[Stored records]
□ □ □ □ □ □ □
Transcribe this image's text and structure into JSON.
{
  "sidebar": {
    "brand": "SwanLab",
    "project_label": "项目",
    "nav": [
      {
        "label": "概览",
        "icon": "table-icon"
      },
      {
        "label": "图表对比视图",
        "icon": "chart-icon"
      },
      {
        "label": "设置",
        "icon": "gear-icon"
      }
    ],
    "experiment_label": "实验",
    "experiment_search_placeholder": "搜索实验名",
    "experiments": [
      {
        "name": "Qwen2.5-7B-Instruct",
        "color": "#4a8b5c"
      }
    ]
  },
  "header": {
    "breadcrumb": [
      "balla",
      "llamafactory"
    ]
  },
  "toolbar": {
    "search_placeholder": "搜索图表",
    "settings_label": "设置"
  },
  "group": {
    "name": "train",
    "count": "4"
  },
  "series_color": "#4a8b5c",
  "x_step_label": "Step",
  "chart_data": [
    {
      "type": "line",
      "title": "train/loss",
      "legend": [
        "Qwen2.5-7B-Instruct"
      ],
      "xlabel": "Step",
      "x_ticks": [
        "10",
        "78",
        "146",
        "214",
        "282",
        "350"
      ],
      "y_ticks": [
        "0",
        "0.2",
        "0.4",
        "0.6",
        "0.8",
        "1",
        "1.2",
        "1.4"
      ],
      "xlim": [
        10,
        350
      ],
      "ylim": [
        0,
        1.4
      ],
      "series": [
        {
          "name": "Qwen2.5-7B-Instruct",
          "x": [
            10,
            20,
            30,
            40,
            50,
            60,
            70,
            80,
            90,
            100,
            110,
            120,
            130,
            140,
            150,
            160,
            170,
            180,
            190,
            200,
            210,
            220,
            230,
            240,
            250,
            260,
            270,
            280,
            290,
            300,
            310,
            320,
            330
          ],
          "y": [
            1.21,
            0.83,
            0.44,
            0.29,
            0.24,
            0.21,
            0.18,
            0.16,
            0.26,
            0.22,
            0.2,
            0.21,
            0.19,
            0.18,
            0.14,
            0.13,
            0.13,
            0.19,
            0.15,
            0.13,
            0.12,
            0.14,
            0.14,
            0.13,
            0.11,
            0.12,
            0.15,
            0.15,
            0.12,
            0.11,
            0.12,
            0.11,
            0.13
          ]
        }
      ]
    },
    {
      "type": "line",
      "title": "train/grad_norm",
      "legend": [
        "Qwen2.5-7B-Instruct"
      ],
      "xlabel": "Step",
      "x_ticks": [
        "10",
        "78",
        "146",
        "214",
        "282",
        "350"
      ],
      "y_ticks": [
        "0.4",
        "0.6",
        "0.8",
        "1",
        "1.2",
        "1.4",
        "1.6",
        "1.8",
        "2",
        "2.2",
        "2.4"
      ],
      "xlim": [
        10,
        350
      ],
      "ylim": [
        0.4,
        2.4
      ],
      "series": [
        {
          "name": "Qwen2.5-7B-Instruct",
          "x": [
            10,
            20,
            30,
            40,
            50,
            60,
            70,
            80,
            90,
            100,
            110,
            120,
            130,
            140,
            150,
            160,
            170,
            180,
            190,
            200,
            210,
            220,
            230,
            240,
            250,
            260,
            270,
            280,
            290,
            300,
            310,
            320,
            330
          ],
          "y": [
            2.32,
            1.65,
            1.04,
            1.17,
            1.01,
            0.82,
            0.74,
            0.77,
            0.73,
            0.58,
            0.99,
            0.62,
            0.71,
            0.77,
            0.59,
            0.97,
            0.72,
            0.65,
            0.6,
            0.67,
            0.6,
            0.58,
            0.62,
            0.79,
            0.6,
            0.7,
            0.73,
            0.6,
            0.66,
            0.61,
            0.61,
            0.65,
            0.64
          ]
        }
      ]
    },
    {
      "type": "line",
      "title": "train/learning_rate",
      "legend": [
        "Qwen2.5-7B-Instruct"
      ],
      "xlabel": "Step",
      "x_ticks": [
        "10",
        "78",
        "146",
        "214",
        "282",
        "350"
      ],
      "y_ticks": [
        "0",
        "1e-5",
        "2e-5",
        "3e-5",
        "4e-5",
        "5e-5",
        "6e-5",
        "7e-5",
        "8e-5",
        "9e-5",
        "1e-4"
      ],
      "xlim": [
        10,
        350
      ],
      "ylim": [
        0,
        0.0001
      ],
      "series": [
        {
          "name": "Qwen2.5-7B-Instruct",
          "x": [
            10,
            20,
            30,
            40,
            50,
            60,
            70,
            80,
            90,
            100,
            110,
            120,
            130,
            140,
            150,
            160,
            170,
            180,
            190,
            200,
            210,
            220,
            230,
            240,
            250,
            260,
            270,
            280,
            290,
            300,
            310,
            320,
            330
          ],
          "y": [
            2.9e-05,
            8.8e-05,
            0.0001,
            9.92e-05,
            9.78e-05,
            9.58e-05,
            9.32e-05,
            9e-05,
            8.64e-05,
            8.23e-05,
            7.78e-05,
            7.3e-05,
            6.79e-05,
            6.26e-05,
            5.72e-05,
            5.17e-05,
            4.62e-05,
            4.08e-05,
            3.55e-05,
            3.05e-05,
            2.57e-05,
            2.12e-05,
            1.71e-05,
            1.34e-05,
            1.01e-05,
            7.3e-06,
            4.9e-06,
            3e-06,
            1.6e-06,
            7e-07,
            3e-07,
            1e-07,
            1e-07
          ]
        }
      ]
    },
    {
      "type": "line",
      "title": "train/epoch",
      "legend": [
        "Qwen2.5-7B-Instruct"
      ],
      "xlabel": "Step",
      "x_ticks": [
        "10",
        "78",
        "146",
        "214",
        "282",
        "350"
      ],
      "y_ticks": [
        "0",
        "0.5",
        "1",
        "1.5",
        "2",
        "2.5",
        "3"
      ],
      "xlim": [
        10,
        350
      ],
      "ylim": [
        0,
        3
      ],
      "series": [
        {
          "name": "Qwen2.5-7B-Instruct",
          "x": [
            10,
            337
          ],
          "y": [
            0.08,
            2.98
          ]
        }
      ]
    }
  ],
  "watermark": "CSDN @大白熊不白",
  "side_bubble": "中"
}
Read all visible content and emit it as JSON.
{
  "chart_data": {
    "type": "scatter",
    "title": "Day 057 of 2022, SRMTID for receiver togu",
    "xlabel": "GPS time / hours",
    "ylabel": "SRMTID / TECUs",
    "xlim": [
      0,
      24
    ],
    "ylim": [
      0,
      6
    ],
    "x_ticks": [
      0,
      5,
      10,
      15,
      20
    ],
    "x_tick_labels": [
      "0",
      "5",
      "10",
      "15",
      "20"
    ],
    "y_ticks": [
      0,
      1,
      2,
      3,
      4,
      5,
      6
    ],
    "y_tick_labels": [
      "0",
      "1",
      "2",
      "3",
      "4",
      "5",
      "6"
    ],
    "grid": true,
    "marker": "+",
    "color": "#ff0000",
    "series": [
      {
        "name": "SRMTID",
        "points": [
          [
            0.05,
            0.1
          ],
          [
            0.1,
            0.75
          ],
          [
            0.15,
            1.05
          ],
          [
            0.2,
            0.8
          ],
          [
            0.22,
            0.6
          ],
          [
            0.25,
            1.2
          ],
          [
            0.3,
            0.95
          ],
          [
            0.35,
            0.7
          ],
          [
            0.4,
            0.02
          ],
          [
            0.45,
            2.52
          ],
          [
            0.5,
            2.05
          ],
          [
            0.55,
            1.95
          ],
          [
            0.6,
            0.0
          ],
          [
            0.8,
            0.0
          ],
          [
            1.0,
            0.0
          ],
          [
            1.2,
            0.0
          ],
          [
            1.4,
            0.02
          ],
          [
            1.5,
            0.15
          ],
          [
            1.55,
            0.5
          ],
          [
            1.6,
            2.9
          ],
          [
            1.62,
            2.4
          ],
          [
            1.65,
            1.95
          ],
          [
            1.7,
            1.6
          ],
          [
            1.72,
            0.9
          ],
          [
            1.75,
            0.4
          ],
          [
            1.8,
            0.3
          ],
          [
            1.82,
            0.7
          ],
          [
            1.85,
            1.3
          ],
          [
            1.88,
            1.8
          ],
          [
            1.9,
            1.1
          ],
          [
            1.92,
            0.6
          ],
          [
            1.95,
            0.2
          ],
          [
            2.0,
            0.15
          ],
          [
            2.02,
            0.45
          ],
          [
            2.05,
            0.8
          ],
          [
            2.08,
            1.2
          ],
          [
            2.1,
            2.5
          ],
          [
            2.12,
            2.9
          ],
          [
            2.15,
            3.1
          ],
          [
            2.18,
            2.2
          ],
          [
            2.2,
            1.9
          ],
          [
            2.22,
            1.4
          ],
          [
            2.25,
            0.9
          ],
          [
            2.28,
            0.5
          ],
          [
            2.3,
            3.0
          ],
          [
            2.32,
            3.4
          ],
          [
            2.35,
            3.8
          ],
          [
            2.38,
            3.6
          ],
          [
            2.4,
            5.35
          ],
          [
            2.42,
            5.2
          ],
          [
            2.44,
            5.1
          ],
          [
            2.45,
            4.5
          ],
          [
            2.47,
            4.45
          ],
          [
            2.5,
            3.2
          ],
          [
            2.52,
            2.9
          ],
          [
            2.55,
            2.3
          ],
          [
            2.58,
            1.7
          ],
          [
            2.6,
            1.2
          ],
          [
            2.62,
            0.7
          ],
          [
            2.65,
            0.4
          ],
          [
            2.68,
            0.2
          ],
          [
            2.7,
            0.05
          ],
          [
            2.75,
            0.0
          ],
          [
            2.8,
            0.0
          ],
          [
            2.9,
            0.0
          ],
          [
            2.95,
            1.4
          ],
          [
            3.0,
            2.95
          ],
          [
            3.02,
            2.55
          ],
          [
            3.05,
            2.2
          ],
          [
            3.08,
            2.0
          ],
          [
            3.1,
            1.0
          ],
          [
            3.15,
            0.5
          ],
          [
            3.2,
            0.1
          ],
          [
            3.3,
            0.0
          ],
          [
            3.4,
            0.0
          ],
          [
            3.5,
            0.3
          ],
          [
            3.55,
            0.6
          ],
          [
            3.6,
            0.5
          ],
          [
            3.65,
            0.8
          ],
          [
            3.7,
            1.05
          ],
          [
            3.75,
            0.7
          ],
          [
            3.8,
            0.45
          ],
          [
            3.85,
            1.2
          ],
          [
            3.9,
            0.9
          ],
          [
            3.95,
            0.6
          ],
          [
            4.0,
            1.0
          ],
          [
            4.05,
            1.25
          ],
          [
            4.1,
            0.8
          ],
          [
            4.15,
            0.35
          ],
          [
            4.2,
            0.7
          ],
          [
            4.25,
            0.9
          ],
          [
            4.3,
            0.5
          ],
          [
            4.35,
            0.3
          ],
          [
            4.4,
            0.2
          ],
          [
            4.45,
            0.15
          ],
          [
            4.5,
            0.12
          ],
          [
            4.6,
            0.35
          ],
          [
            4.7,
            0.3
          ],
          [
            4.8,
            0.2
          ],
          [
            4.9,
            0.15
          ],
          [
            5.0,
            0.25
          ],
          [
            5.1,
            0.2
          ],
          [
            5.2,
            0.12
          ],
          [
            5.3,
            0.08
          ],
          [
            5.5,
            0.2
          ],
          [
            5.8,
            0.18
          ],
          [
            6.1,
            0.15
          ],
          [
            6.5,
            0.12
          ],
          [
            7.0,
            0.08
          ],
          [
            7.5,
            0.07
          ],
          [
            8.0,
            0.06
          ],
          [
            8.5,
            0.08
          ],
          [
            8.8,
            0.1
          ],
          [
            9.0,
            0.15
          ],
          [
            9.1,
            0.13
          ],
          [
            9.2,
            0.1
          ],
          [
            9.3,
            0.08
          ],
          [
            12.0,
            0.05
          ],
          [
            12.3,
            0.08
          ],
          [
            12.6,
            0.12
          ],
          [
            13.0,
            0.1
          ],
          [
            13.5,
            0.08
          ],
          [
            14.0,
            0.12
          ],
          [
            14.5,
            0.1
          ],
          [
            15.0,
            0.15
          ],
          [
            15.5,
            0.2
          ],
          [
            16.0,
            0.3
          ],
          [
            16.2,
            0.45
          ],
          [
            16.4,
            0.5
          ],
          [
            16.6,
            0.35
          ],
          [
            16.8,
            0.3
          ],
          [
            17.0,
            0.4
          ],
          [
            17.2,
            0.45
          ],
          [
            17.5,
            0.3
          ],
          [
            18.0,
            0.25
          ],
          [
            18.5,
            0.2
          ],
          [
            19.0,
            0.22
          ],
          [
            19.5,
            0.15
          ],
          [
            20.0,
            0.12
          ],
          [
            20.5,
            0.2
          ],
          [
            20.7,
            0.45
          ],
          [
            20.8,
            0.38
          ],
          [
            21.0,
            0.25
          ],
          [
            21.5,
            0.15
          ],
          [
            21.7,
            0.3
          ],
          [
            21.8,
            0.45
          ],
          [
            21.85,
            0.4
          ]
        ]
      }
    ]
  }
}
□ □ □ □ □ □ □
Goal: Give the number of lines above in which the word "train" occurs, with nothing else.

Solution to this exercise: 5